• **EXERCISE DETAILS**
Scan the listing and work out how many lines contain the word "case". Nothing but the number should be given.

*** RECORDS PROVIDED ***

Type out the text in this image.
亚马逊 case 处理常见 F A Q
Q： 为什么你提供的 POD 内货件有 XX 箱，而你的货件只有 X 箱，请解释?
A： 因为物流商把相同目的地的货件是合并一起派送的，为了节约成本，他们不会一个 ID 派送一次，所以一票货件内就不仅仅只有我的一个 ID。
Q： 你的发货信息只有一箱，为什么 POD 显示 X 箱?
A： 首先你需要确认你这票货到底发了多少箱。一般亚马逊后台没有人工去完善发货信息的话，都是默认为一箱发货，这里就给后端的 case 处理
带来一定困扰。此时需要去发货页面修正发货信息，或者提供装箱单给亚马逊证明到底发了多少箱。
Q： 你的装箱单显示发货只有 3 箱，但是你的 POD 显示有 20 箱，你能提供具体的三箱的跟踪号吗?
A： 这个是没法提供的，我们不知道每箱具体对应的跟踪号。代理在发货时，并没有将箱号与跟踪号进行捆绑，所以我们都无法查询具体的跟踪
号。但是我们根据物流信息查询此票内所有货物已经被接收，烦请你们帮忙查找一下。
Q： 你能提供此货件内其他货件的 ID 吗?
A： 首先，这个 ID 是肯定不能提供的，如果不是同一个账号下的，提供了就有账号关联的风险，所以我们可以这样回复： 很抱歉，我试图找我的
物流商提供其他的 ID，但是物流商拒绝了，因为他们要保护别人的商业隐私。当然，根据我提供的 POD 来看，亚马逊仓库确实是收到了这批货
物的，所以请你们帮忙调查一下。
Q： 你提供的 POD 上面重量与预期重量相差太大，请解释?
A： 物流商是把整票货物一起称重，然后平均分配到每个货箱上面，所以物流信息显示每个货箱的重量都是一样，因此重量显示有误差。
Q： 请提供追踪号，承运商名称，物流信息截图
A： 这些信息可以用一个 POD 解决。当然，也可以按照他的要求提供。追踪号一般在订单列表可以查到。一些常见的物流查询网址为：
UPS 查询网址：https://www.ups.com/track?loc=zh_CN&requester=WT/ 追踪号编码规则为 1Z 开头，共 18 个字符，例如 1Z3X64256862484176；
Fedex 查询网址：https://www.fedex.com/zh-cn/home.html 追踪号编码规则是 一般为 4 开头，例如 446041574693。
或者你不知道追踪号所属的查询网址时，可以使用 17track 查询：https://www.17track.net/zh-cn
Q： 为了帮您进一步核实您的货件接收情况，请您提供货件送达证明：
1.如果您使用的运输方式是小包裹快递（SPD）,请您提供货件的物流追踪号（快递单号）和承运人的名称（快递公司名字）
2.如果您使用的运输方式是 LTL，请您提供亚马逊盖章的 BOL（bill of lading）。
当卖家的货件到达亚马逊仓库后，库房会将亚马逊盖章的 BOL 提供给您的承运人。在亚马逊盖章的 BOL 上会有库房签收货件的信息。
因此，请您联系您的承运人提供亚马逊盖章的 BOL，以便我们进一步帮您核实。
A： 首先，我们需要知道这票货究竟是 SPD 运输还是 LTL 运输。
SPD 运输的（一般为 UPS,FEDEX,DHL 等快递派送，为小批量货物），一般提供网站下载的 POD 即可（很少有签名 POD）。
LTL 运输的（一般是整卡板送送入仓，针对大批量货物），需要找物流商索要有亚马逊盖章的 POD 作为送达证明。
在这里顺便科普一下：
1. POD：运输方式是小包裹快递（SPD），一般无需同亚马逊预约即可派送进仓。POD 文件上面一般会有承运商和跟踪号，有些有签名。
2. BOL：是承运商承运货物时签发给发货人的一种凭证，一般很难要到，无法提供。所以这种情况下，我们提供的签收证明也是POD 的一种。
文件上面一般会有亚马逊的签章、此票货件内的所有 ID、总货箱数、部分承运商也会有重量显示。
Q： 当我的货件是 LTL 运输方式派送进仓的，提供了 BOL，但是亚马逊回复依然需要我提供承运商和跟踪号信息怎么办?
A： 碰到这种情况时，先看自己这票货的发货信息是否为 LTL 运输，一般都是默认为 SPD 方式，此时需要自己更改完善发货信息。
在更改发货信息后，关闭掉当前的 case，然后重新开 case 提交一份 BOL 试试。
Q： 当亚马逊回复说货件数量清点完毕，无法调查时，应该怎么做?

***

• **FINAL ANSWER**
3